Find the lines that hold the word "text" and return them.

:: The input ::

◆ ◆ ◆ ◆ ◆

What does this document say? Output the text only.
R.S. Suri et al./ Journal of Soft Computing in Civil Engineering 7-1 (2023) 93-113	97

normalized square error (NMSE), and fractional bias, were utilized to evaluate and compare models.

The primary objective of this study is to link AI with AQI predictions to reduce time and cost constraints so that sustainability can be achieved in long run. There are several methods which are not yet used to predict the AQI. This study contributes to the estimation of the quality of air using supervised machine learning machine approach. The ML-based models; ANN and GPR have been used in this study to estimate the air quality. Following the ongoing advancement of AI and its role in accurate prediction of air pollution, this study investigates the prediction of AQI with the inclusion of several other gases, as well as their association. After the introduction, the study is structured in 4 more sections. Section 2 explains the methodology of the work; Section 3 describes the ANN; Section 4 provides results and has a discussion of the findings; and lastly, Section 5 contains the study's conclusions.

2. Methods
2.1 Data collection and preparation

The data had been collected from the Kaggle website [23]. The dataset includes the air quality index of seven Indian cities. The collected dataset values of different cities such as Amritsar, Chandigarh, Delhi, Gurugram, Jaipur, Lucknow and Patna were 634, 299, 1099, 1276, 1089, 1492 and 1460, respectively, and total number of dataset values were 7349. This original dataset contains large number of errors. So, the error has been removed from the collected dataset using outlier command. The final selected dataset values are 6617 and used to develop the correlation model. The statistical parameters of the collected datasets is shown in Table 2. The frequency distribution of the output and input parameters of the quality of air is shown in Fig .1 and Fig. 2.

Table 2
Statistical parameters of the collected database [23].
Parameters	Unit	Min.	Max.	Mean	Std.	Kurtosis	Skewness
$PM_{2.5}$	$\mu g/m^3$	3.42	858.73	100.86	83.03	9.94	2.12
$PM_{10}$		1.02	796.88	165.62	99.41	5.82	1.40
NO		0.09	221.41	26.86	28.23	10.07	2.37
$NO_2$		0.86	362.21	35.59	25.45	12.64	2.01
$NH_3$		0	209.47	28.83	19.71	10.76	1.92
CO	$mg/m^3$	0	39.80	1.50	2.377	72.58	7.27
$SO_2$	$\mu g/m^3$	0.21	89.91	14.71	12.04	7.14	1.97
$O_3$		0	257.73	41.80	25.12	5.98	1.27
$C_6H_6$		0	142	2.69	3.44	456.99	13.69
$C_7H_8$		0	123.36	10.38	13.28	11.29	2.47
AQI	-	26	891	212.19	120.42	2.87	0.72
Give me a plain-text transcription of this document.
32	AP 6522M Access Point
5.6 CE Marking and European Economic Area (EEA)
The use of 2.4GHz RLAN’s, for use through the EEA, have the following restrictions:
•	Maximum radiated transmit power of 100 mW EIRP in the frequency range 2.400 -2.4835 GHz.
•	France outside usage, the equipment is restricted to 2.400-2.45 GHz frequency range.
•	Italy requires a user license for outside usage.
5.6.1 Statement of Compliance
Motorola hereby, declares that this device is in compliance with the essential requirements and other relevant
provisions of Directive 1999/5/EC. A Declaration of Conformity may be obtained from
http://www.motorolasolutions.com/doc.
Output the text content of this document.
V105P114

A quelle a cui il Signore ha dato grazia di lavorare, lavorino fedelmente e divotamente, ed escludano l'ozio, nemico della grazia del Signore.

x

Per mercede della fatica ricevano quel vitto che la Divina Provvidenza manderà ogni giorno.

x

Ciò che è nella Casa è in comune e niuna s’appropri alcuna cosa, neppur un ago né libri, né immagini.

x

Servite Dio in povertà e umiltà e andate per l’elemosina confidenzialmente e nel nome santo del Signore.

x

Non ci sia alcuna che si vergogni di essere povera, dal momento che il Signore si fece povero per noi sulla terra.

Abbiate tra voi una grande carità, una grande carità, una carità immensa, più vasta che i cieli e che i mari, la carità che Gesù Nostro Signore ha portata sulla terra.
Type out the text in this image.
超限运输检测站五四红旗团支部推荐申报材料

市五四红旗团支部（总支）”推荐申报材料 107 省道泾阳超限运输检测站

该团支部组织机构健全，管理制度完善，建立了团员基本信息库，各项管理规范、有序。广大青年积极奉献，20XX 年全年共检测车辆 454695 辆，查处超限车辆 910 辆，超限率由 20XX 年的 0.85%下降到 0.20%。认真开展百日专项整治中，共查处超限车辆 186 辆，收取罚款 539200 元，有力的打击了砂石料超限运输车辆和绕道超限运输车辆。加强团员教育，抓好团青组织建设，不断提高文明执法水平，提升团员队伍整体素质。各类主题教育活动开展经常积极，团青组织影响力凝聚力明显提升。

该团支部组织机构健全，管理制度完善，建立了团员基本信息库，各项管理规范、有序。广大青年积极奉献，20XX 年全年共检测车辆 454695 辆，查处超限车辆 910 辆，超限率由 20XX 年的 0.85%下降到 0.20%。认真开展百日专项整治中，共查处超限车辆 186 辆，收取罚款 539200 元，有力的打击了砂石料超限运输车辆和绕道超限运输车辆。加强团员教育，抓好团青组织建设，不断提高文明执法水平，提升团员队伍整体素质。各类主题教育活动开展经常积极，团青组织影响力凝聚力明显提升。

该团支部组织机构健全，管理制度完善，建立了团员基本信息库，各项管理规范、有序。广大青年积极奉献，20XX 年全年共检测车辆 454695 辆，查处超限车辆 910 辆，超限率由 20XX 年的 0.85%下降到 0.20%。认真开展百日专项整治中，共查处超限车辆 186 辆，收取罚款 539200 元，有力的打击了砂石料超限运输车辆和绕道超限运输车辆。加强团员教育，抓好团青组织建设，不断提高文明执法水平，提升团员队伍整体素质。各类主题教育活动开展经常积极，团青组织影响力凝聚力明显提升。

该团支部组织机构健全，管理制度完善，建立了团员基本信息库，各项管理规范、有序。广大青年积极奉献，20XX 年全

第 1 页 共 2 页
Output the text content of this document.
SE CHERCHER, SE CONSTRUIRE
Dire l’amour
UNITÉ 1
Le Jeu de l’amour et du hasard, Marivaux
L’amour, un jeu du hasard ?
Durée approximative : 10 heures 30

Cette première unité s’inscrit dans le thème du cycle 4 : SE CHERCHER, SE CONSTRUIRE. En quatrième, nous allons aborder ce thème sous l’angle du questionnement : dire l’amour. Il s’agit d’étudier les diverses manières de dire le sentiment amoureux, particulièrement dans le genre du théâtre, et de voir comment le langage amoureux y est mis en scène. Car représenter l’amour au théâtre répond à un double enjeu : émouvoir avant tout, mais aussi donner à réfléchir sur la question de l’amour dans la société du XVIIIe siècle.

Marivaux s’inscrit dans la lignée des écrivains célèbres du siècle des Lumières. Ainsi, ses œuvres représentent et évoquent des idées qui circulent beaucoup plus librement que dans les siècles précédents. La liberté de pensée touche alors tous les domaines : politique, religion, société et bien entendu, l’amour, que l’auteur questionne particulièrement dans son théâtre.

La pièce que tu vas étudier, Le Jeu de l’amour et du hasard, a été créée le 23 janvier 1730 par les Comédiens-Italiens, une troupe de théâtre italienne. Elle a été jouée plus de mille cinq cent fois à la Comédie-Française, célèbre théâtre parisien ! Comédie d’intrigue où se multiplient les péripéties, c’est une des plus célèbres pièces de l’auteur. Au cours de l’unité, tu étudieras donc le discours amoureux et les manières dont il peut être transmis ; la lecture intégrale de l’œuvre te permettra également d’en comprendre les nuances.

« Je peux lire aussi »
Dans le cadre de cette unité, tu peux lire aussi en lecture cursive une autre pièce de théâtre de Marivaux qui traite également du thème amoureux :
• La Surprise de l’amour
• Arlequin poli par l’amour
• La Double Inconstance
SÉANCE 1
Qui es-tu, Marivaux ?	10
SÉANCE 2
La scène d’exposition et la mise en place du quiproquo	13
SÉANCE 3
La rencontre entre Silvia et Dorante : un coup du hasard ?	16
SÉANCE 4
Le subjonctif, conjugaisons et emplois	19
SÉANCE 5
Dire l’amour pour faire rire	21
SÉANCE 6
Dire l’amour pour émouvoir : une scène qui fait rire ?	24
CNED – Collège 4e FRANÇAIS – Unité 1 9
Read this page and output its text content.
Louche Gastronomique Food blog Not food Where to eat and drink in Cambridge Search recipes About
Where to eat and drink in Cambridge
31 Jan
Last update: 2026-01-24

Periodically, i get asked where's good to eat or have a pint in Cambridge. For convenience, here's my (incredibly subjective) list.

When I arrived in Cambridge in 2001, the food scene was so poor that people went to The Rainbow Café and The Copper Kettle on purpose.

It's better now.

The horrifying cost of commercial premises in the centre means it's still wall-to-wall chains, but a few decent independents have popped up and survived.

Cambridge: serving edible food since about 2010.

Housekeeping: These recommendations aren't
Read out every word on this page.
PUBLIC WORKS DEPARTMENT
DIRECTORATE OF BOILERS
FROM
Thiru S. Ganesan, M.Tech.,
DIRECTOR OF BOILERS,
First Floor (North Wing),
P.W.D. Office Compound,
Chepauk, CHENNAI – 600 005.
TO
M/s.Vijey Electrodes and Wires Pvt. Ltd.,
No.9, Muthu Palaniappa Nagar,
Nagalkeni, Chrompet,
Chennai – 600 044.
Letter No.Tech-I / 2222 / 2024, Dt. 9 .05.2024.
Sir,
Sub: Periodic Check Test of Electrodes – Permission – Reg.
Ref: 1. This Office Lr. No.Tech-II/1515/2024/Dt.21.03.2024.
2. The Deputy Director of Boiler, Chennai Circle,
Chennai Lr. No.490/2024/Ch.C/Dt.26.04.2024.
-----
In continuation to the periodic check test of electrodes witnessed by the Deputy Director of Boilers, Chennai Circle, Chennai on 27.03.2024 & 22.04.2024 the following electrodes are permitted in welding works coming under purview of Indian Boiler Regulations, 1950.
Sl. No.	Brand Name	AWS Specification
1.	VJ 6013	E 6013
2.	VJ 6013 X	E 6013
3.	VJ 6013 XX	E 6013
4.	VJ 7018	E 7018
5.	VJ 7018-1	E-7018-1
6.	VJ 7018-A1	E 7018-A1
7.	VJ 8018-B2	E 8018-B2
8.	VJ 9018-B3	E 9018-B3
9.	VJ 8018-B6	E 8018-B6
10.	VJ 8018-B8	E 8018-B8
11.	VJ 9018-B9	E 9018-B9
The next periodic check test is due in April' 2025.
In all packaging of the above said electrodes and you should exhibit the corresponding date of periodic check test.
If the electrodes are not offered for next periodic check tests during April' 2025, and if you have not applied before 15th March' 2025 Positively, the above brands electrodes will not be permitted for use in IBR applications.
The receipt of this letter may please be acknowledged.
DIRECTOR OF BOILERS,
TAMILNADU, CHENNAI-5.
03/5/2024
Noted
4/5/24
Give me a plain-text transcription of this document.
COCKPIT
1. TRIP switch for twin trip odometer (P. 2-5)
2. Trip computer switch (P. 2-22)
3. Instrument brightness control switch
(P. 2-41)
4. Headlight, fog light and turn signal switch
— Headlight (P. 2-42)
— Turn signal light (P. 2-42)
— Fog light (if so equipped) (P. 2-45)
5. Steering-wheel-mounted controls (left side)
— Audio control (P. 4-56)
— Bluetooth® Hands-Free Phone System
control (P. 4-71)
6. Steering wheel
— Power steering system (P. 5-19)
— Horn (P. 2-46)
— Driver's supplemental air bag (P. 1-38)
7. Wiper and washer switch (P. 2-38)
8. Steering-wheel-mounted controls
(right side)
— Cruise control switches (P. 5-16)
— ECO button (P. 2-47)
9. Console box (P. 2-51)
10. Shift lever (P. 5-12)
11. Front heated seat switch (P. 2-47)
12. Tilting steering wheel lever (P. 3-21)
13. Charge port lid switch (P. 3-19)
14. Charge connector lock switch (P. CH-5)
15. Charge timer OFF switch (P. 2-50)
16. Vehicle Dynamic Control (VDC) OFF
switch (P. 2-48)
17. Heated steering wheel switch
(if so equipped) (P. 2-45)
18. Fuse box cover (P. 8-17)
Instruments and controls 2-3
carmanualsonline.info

◆ ◆ ◆ ◆ ◆

:: Expected output ::
What does this document say? Output the text only.
Give me a plain-text transcription of this document.
Output the text content of this document.
Type out the text in this image.
Output the text content of this document.
Read this page and output its text content.
Give me a plain-text transcription of this document.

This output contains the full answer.